» **Task**: Copy the listing below in full and skip every picture.

» **Extracted records**:
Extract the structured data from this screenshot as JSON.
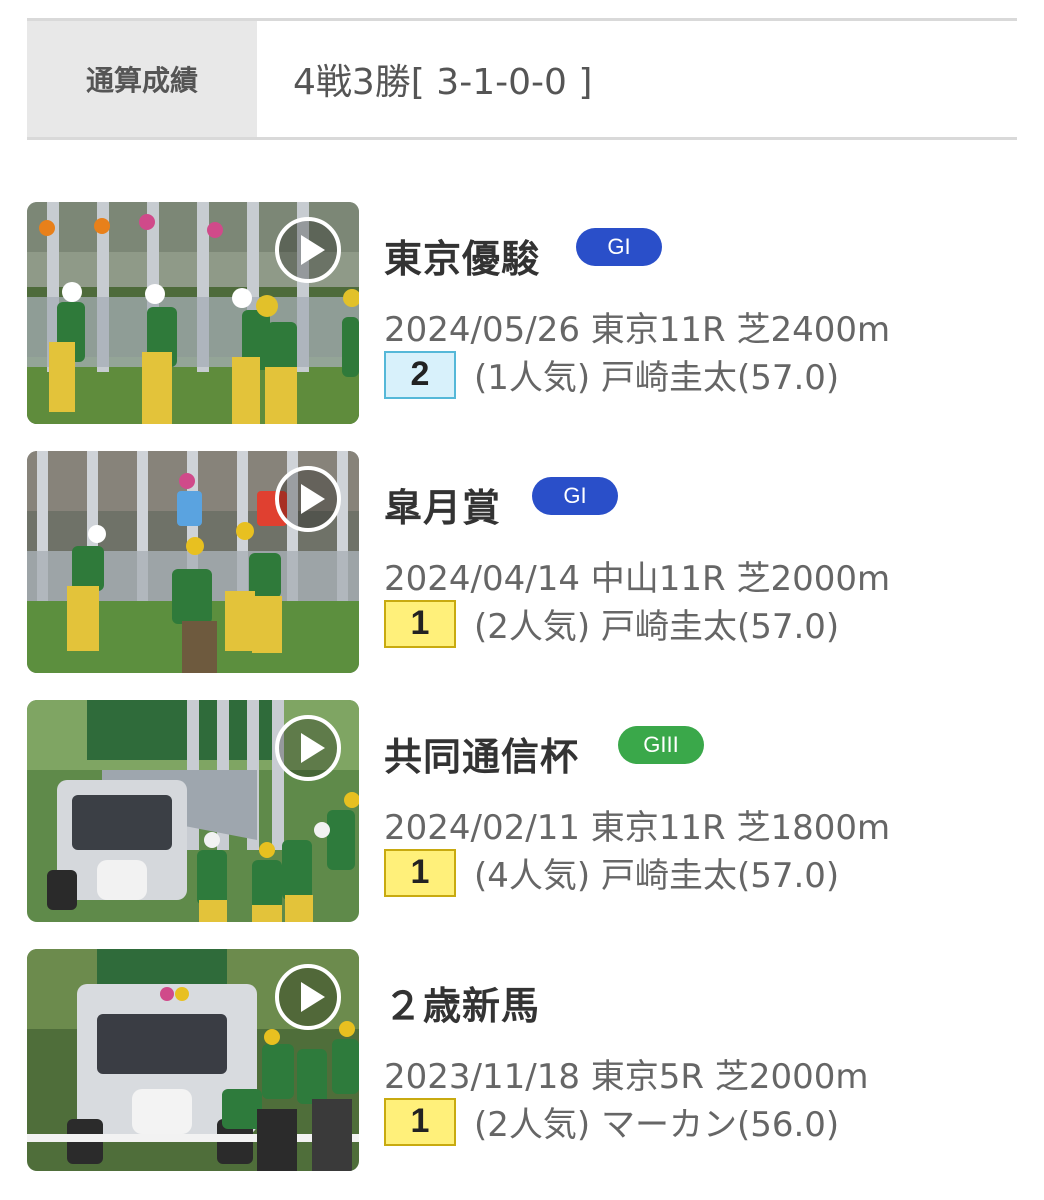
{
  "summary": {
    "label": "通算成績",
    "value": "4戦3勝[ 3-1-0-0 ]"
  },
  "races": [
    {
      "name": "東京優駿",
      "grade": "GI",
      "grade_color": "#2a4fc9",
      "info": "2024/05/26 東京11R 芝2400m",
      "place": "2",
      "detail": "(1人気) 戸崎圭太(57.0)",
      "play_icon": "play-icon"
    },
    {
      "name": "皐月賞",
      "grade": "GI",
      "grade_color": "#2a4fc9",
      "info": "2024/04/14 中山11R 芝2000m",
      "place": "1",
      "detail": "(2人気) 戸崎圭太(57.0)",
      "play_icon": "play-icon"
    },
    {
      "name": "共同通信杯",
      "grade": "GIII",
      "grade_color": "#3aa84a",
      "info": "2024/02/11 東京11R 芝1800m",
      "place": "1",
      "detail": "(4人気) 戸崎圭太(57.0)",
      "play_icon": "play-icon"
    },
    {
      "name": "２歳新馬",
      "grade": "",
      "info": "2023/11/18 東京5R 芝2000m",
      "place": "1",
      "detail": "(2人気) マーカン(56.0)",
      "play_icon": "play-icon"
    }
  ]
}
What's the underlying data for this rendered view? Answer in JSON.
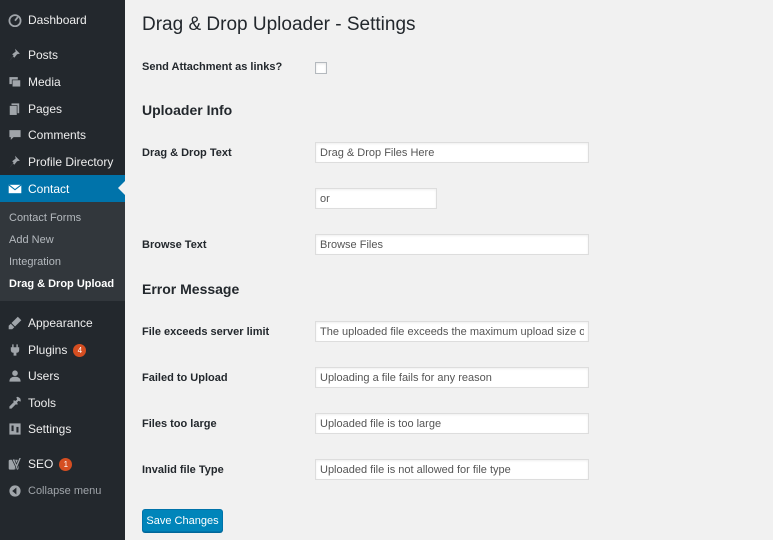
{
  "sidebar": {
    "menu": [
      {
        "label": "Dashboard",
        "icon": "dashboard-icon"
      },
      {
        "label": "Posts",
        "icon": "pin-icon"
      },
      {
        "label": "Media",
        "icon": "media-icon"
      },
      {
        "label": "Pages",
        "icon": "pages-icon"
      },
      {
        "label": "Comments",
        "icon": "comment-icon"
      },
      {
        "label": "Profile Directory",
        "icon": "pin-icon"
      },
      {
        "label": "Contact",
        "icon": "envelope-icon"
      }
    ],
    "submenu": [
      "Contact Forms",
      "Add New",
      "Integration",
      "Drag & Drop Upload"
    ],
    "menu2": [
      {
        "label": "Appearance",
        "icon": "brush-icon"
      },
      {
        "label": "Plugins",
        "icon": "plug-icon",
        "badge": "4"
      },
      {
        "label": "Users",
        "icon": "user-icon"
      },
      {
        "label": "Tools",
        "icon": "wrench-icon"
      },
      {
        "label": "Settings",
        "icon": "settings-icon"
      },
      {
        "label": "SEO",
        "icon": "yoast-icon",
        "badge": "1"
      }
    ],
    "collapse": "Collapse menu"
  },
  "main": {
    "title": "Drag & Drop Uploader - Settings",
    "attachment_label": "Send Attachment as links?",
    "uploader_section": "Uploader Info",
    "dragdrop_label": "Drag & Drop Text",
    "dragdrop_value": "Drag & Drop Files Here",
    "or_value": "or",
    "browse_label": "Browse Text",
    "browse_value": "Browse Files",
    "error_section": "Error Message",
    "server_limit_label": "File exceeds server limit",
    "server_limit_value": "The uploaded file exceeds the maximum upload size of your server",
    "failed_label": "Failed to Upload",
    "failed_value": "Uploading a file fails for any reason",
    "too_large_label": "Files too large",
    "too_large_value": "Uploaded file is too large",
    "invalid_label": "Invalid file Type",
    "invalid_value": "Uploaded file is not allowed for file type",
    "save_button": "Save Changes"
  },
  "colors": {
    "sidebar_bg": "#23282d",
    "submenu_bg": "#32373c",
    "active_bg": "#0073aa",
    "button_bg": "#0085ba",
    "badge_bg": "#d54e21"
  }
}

» **Right answer**:
Extract the structured data from this screenshot as JSON.
{
  "summary": {
    "label": "通算成績",
    "value": "4戦3勝[ 3-1-0-0 ]"
  },
  "races": [
    {
      "name": "東京優駿",
      "grade": "GI",
      "grade_color": "#2a4fc9",
      "info": "2024/05/26 東京11R 芝2400m",
      "place": "2",
      "detail": "(1人気) 戸崎圭太(57.0)",
      "play_icon": "play-icon"
    },
    {
      "name": "皐月賞",
      "grade": "GI",
      "grade_color": "#2a4fc9",
      "info": "2024/04/14 中山11R 芝2000m",
      "place": "1",
      "detail": "(2人気) 戸崎圭太(57.0)",
      "play_icon": "play-icon"
    },
    {
      "name": "共同通信杯",
      "grade": "GIII",
      "grade_color": "#3aa84a",
      "info": "2024/02/11 東京11R 芝1800m",
      "place": "1",
      "detail": "(4人気) 戸崎圭太(57.0)",
      "play_icon": "play-icon"
    },
    {
      "name": "２歳新馬",
      "grade": "",
      "info": "2023/11/18 東京5R 芝2000m",
      "place": "1",
      "detail": "(2人気) マーカン(56.0)",
      "play_icon": "play-icon"
    }
  ]
}
What's the underlying data for this rendered view? Answer in JSON.
{
  "sidebar": {
    "menu": [
      {
        "label": "Dashboard",
        "icon": "dashboard-icon"
      },
      {
        "label": "Posts",
        "icon": "pin-icon"
      },
      {
        "label": "Media",
        "icon": "media-icon"
      },
      {
        "label": "Pages",
        "icon": "pages-icon"
      },
      {
        "label": "Comments",
        "icon": "comment-icon"
      },
      {
        "label": "Profile Directory",
        "icon": "pin-icon"
      },
      {
        "label": "Contact",
        "icon": "envelope-icon"
      }
    ],
    "submenu": [
      "Contact Forms",
      "Add New",
      "Integration",
      "Drag & Drop Upload"
    ],
    "menu2": [
      {
        "label": "Appearance",
        "icon": "brush-icon"
      },
      {
        "label": "Plugins",
        "icon": "plug-icon",
        "badge": "4"
      },
      {
        "label": "Users",
        "icon": "user-icon"
      },
      {
        "label": "Tools",
        "icon": "wrench-icon"
      },
      {
        "label": "Settings",
        "icon": "settings-icon"
      },
      {
        "label": "SEO",
        "icon": "yoast-icon",
        "badge": "1"
      }
    ],
    "collapse": "Collapse menu"
  },
  "main": {
    "title": "Drag & Drop Uploader - Settings",
    "attachment_label": "Send Attachment as links?",
    "uploader_section": "Uploader Info",
    "dragdrop_label": "Drag & Drop Text",
    "dragdrop_value": "Drag & Drop Files Here",
    "or_value": "or",
    "browse_label": "Browse Text",
    "browse_value": "Browse Files",
    "error_section": "Error Message",
    "server_limit_label": "File exceeds server limit",
    "server_limit_value": "The uploaded file exceeds the maximum upload size of your server",
    "failed_label": "Failed to Upload",
    "failed_value": "Uploading a file fails for any reason",
    "too_large_label": "Files too large",
    "too_large_value": "Uploaded file is too large",
    "invalid_label": "Invalid file Type",
    "invalid_value": "Uploaded file is not allowed for file type",
    "save_button": "Save Changes"
  },
  "colors": {
    "sidebar_bg": "#23282d",
    "submenu_bg": "#32373c",
    "active_bg": "#0073aa",
    "button_bg": "#0085ba",
    "badge_bg": "#d54e21"
  }
}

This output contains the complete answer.